# [Exercise input]
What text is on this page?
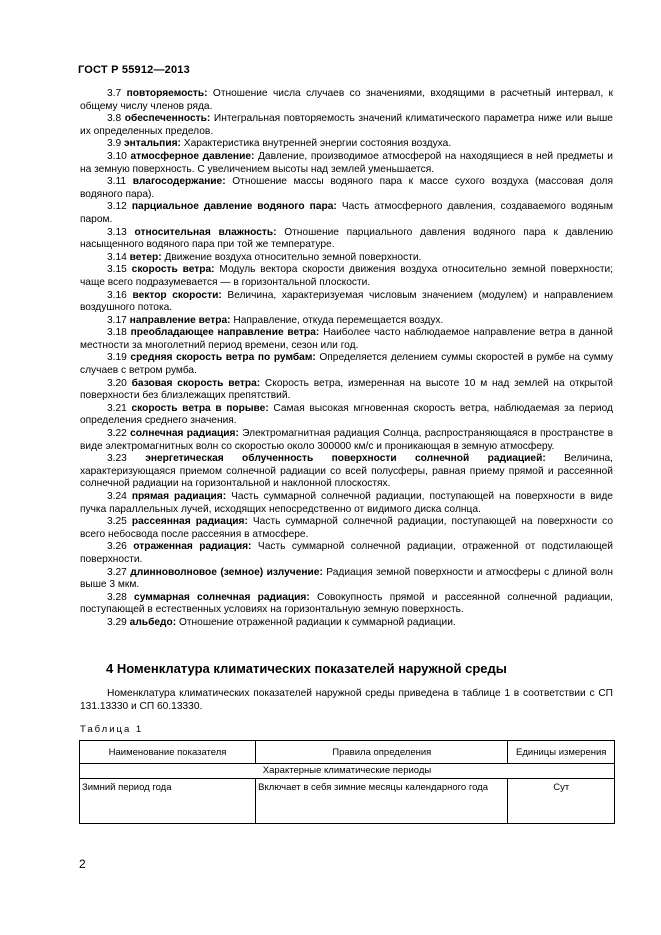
ГОСТ Р 55912—2013

3.7 повторяемость: Отношение числа случаев со значениями, входящими в расчетный интервал, к общему числу членов ряда.

3.8 обеспеченность: Интегральная повторяемость значений климатического параметра ниже или выше их определенных пределов.

3.9 энтальпия: Характеристика внутренней энергии состояния воздуха.

3.10 атмосферное давление: Давление, производимое атмосферой на находящиеся в ней предметы и на земную поверхность. С увеличением высоты над землей уменьшается.

3.11 влагосодержание: Отношение массы водяного пара к массе сухого воздуха (массовая доля водяного пара).

3.12 парциальное давление водяного пара: Часть атмосферного давления, создаваемого водяным паром.

3.13 относительная влажность: Отношение парциального давления водяного пара к давлению насыщенного водяного пара при той же температуре.

3.14 ветер: Движение воздуха относительно земной поверхности.

3.15 скорость ветра: Модуль вектора скорости движения воздуха относительно земной поверхности; чаще всего подразумевается — в горизонтальной плоскости.

3.16 вектор скорости: Величина, характеризуемая числовым значением (модулем) и направлением воздушного потока.

3.17 направление ветра: Направление, откуда перемещается воздух.

3.18 преобладающее направление ветра: Наиболее часто наблюдаемое направление ветра в данной местности за многолетний период времени, сезон или год.

3.19 средняя скорость ветра по румбам: Определяется делением суммы скоростей в румбе на сумму случаев с ветром румба.

3.20 базовая скорость ветра: Скорость ветра, измеренная на высоте 10 м над землей на открытой поверхности без близлежащих препятствий.

3.21 скорость ветра в порыве: Самая высокая мгновенная скорость ветра, наблюдаемая за период определения среднего значения.

3.22 солнечная радиация: Электромагнитная радиация Солнца, распространяющаяся в пространстве в виде электромагнитных волн со скоростью около 300000 км/с и проникающая в земную атмосферу.

3.23 энергетическая облученность поверхности солнечной радиацией: Величина, характеризующаяся приемом солнечной радиации со всей полусферы, равная приему прямой и рассеянной солнечной радиации на горизонтальной и наклонной плоскостях.

3.24 прямая радиация: Часть суммарной солнечной радиации, поступающей на поверхности в виде пучка параллельных лучей, исходящих непосредственно от видимого диска солнца.

3.25 рассеянная радиация: Часть суммарной солнечной радиации, поступающей на поверхности со всего небосвода после рассеяния в атмосфере.

3.26 отраженная радиация: Часть суммарной солнечной радиации, отраженной от подстилающей поверхности.

3.27 длинноволновое (земное) излучение: Радиация земной поверхности и атмосферы с длиной волн выше 3 мкм.

3.28 суммарная солнечная радиация: Совокупность прямой и рассеянной солнечной радиации, поступающей в естественных условиях на горизонтальную земную поверхность.

3.29 альбедо: Отношение отраженной радиации к суммарной радиации.

4 Номенклатура климатических показателей наружной среды

Номенклатура климатических показателей наружной среды приведена в таблице 1 в соответствии с СП 131.13330 и СП 60.13330.

Таблица 1
Наименование показателя	Правила определения	Единицы измерения
Характерные климатические периоды		
Зимний период года	Включает в себя зимние месяцы календарного года	Сут
2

# [Exercise objective]
Please write out all of the material above without changing a word, and omit any pictures.

# [Result for this task]
What text is on this page?
ГОСТ Р 55912—2013

3.7 повторяемость: Отношение числа случаев со значениями, входящими в расчетный интервал, к общему числу членов ряда.

3.8 обеспеченность: Интегральная повторяемость значений климатического параметра ниже или выше их определенных пределов.

3.9 энтальпия: Характеристика внутренней энергии состояния воздуха.

3.10 атмосферное давление: Давление, производимое атмосферой на находящиеся в ней предметы и на земную поверхность. С увеличением высоты над землей уменьшается.

3.11 влагосодержание: Отношение массы водяного пара к массе сухого воздуха (массовая доля водяного пара).

3.12 парциальное давление водяного пара: Часть атмосферного давления, создаваемого водяным паром.

3.13 относительная влажность: Отношение парциального давления водяного пара к давлению насыщенного водяного пара при той же температуре.

3.14 ветер: Движение воздуха относительно земной поверхности.

3.15 скорость ветра: Модуль вектора скорости движения воздуха относительно земной поверхности; чаще всего подразумевается — в горизонтальной плоскости.

3.16 вектор скорости: Величина, характеризуемая числовым значением (модулем) и направлением воздушного потока.

3.17 направление ветра: Направление, откуда перемещается воздух.

3.18 преобладающее направление ветра: Наиболее часто наблюдаемое направление ветра в данной местности за многолетний период времени, сезон или год.

3.19 средняя скорость ветра по румбам: Определяется делением суммы скоростей в румбе на сумму случаев с ветром румба.

3.20 базовая скорость ветра: Скорость ветра, измеренная на высоте 10 м над землей на открытой поверхности без близлежащих препятствий.

3.21 скорость ветра в порыве: Самая высокая мгновенная скорость ветра, наблюдаемая за период определения среднего значения.

3.22 солнечная радиация: Электромагнитная радиация Солнца, распространяющаяся в пространстве в виде электромагнитных волн со скоростью около 300000 км/с и проникающая в земную атмосферу.

3.23 энергетическая облученность поверхности солнечной радиацией: Величина, характеризующаяся приемом солнечной радиации со всей полусферы, равная приему прямой и рассеянной солнечной радиации на горизонтальной и наклонной плоскостях.

3.24 прямая радиация: Часть суммарной солнечной радиации, поступающей на поверхности в виде пучка параллельных лучей, исходящих непосредственно от видимого диска солнца.

3.25 рассеянная радиация: Часть суммарной солнечной радиации, поступающей на поверхности со всего небосвода после рассеяния в атмосфере.

3.26 отраженная радиация: Часть суммарной солнечной радиации, отраженной от подстилающей поверхности.

3.27 длинноволновое (земное) излучение: Радиация земной поверхности и атмосферы с длиной волн выше 3 мкм.

3.28 суммарная солнечная радиация: Совокупность прямой и рассеянной солнечной радиации, поступающей в естественных условиях на горизонтальную земную поверхность.

3.29 альбедо: Отношение отраженной радиации к суммарной радиации.

4 Номенклатура климатических показателей наружной среды

Номенклатура климатических показателей наружной среды приведена в таблице 1 в соответствии с СП 131.13330 и СП 60.13330.

Таблица 1
Наименование показателя	Правила определения	Единицы измерения
Характерные климатические периоды		
Зимний период года	Включает в себя зимние месяцы календарного года	Сут
2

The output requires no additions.